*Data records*
• • • • •

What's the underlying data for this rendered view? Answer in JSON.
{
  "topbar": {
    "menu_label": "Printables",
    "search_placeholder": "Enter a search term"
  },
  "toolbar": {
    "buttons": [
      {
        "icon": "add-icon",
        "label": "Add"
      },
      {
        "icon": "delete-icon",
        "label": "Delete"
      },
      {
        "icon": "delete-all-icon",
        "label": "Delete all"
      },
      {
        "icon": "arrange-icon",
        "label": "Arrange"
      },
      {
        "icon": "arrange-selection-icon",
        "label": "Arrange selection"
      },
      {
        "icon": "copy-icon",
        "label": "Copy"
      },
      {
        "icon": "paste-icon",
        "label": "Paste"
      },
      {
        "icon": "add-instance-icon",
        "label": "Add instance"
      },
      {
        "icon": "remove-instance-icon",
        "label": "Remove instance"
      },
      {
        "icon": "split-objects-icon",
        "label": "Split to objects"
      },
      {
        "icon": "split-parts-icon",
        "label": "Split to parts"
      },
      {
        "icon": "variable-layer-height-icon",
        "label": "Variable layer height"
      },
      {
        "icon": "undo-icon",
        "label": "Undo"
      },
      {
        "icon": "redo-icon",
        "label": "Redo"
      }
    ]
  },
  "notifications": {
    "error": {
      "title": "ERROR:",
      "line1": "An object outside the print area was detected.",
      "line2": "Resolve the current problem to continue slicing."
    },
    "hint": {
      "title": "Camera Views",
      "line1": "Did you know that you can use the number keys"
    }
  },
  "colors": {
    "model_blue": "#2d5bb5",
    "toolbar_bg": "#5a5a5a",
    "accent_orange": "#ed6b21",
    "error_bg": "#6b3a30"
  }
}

• • • • •

*EXERCISE BRIEF*
From the material above, copy each line that includes the word "objects".

*WORKED SOLUTION*
        "icon": "split-objects-icon",
        "label": "Split to objects"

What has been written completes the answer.